Work required: Give every line from the entries that contains "JSON".

Information supplied:
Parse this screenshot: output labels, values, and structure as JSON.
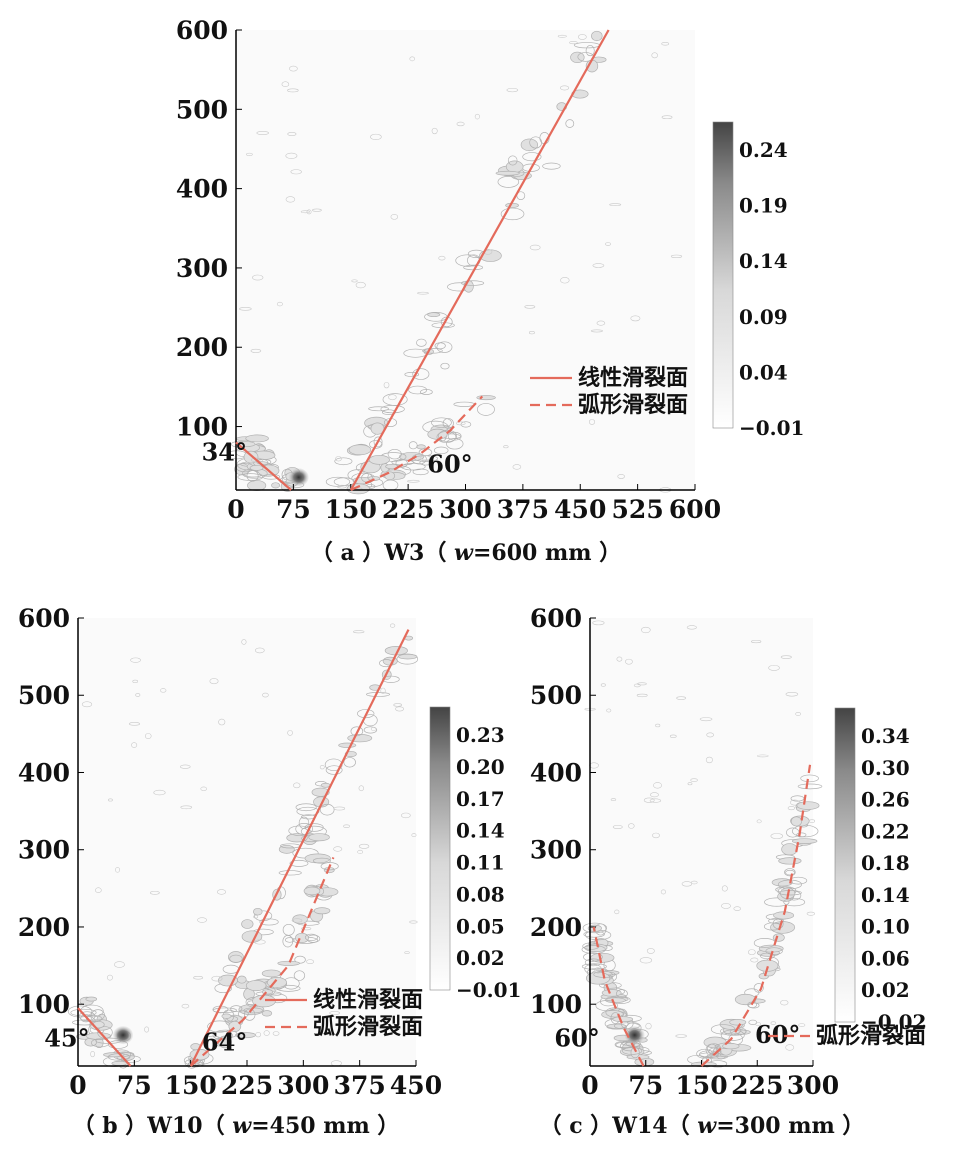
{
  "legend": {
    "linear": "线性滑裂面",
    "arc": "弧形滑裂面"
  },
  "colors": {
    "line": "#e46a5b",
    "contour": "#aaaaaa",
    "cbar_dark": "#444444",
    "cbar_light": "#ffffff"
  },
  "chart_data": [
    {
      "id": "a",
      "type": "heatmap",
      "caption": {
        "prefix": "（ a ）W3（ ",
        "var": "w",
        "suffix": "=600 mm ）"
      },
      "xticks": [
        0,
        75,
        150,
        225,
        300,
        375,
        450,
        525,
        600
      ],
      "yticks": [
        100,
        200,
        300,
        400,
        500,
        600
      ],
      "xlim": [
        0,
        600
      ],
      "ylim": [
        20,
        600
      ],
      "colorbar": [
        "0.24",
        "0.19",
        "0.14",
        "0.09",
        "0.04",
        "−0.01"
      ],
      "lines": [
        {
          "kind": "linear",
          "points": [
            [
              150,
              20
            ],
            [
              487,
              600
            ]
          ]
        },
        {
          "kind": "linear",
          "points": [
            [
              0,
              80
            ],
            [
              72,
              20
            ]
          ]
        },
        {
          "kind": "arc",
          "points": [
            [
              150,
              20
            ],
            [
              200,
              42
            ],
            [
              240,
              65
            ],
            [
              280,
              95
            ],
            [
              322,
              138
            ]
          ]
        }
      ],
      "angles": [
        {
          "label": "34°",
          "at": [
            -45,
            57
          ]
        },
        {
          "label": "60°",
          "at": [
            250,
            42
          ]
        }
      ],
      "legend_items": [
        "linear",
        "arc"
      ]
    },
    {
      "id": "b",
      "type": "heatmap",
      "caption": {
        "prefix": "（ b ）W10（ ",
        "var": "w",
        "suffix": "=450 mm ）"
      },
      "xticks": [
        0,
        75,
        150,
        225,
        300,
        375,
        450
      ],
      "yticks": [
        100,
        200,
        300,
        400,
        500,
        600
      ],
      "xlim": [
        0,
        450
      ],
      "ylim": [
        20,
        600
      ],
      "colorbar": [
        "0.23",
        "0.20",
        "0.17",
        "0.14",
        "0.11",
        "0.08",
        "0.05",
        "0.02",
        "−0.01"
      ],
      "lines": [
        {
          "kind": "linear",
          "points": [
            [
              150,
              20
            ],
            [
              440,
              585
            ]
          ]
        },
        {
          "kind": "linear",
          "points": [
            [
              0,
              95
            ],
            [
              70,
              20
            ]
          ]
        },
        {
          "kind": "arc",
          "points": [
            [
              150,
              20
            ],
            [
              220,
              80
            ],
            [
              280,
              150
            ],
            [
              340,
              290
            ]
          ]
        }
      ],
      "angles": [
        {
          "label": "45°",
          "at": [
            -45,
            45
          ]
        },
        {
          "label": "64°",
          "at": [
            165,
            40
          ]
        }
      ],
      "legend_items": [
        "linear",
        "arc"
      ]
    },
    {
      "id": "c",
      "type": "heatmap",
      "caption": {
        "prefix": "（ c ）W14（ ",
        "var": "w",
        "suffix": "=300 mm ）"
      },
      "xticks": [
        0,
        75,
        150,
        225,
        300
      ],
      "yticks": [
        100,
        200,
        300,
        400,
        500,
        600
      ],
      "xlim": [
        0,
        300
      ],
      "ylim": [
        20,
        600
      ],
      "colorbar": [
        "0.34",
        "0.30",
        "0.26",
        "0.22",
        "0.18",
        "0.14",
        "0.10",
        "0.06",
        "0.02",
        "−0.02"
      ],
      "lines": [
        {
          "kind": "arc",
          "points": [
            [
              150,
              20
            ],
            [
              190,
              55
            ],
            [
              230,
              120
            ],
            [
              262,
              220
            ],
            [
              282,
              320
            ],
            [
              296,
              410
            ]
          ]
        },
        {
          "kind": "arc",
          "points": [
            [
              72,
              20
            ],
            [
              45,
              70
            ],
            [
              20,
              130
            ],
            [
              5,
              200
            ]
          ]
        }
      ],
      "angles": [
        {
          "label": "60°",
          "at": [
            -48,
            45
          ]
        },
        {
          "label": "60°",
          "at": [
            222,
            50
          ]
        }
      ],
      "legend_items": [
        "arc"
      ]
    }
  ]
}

---

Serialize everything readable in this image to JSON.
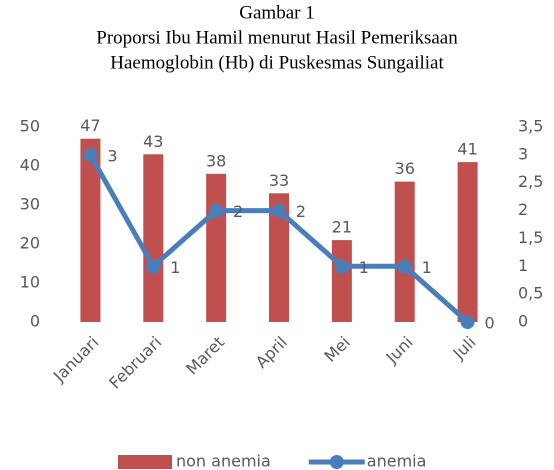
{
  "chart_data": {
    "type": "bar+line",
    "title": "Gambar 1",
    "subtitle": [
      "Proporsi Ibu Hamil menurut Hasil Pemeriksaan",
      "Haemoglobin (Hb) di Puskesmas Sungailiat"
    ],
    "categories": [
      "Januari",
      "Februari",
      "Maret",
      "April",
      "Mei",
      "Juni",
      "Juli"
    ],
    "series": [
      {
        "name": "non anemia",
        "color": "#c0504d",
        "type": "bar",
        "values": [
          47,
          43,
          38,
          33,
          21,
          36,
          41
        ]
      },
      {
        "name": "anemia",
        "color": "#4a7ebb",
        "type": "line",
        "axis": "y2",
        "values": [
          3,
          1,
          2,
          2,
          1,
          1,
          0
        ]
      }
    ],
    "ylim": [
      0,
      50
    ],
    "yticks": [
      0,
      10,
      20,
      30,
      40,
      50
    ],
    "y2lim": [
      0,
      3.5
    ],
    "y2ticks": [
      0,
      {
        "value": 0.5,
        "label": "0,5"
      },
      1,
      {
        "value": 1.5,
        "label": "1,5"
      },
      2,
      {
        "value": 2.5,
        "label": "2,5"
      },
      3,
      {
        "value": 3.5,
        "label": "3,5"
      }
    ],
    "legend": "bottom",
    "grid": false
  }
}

Reply:
Parse this screenshot: output labels, values, and structure as JSON.
Serialize everything readable in this image to JSON.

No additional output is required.